>> Begin THE DATA

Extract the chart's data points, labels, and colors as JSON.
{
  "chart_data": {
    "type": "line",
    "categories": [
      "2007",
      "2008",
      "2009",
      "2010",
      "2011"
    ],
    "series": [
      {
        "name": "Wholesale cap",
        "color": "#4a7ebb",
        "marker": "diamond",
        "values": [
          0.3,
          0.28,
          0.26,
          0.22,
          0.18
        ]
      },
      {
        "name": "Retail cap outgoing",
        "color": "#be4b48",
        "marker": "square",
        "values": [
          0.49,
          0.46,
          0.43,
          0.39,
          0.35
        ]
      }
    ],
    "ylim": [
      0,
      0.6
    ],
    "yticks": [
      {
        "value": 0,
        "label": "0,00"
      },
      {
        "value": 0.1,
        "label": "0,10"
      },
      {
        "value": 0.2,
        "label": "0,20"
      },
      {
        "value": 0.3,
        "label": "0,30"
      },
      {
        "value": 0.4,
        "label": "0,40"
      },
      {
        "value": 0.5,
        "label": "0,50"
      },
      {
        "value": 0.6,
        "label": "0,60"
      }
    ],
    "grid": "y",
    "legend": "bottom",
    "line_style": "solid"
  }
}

>> End THE DATA

* **PROBLEM STATEMENT**
Repeat the material word for word, in full.

* **RESPONSE TO THE TASK**
Extract the chart's data points, labels, and colors as JSON.
{
  "chart_data": {
    "type": "line",
    "categories": [
      "2007",
      "2008",
      "2009",
      "2010",
      "2011"
    ],
    "series": [
      {
        "name": "Wholesale cap",
        "color": "#4a7ebb",
        "marker": "diamond",
        "values": [
          0.3,
          0.28,
          0.26,
          0.22,
          0.18
        ]
      },
      {
        "name": "Retail cap outgoing",
        "color": "#be4b48",
        "marker": "square",
        "values": [
          0.49,
          0.46,
          0.43,
          0.39,
          0.35
        ]
      }
    ],
    "ylim": [
      0,
      0.6
    ],
    "yticks": [
      {
        "value": 0,
        "label": "0,00"
      },
      {
        "value": 0.1,
        "label": "0,10"
      },
      {
        "value": 0.2,
        "label": "0,20"
      },
      {
        "value": 0.3,
        "label": "0,30"
      },
      {
        "value": 0.4,
        "label": "0,40"
      },
      {
        "value": 0.5,
        "label": "0,50"
      },
      {
        "value": 0.6,
        "label": "0,60"
      }
    ],
    "grid": "y",
    "legend": "bottom",
    "line_style": "solid"
  }
}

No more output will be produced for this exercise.